## Task brief
Locate each line below that includes "this" and reproduce it.

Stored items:
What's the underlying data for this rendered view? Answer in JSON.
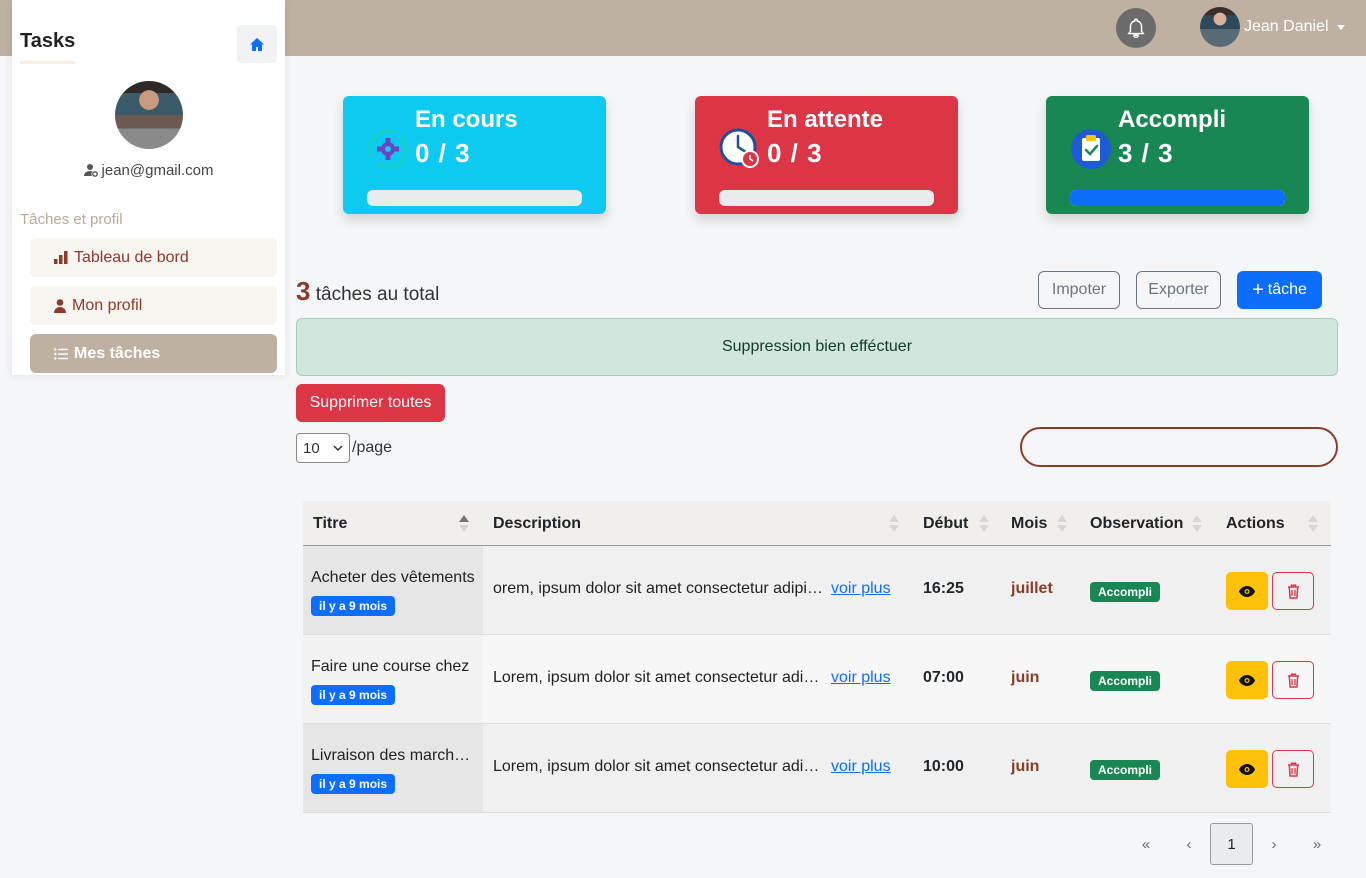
{
  "topbar": {
    "user_name": "Jean Daniel"
  },
  "sidebar": {
    "brand": "Tasks",
    "email": "jean@gmail.com",
    "section_label": "Tâches et profil",
    "items": [
      {
        "label": "Tableau de bord",
        "icon": "bar-chart-icon"
      },
      {
        "label": "Mon profil",
        "icon": "user-icon"
      },
      {
        "label": "Mes tâches",
        "icon": "list-icon",
        "active": true
      }
    ]
  },
  "cards": [
    {
      "title": "En cours",
      "count": "0 / 3",
      "progress": 0,
      "color": "#0dcaf0",
      "icon": "gear-icon"
    },
    {
      "title": "En attente",
      "count": "0 / 3",
      "progress": 0,
      "color": "#dc3545",
      "icon": "clock-icon"
    },
    {
      "title": "Accompli",
      "count": "3 / 3",
      "progress": 1,
      "color": "#198754",
      "icon": "clipboard-check-icon"
    }
  ],
  "summary": {
    "total": "3",
    "total_label": "tâches au total"
  },
  "buttons": {
    "import": "Impoter",
    "export": "Exporter",
    "add_task": "tâche",
    "delete_all": "Supprimer toutes"
  },
  "alert": {
    "message": "Suppression bien efféctuer"
  },
  "perpage": {
    "value": "10",
    "suffix": "/page"
  },
  "search": {
    "value": ""
  },
  "table": {
    "columns": [
      "Titre",
      "Description",
      "Début",
      "Mois",
      "Observation",
      "Actions"
    ],
    "rows": [
      {
        "titre": "Acheter des vêtements",
        "age": "il y a 9 mois",
        "description": "orem, ipsum dolor sit amet consectetur adipisicing",
        "more": "voir plus",
        "debut": "16:25",
        "mois": "juillet",
        "observation": "Accompli"
      },
      {
        "titre": "Faire une course chez",
        "age": "il y a 9 mois",
        "description": "Lorem, ipsum dolor sit amet consectetur adipisicing",
        "more": "voir plus",
        "debut": "07:00",
        "mois": "juin",
        "observation": "Accompli"
      },
      {
        "titre": "Livraison des marchandises",
        "age": "il y a 9 mois",
        "description": "Lorem, ipsum dolor sit amet consectetur adipisicing",
        "more": "voir plus",
        "debut": "10:00",
        "mois": "juin",
        "observation": "Accompli"
      }
    ]
  },
  "pagination": {
    "first": "«",
    "prev": "‹",
    "current": "1",
    "next": "›",
    "last": "»"
  }
}
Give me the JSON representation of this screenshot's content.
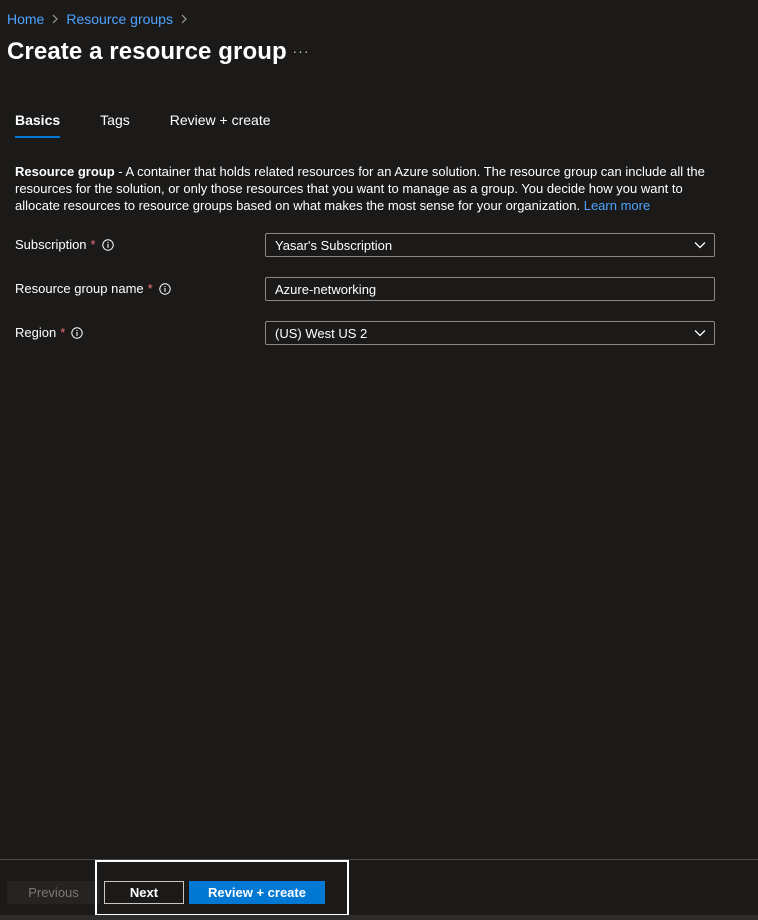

## Expected output
What's the underlying data for this rendered view? Answer in JSON.
Give me the JSON representation of this screenshot's content.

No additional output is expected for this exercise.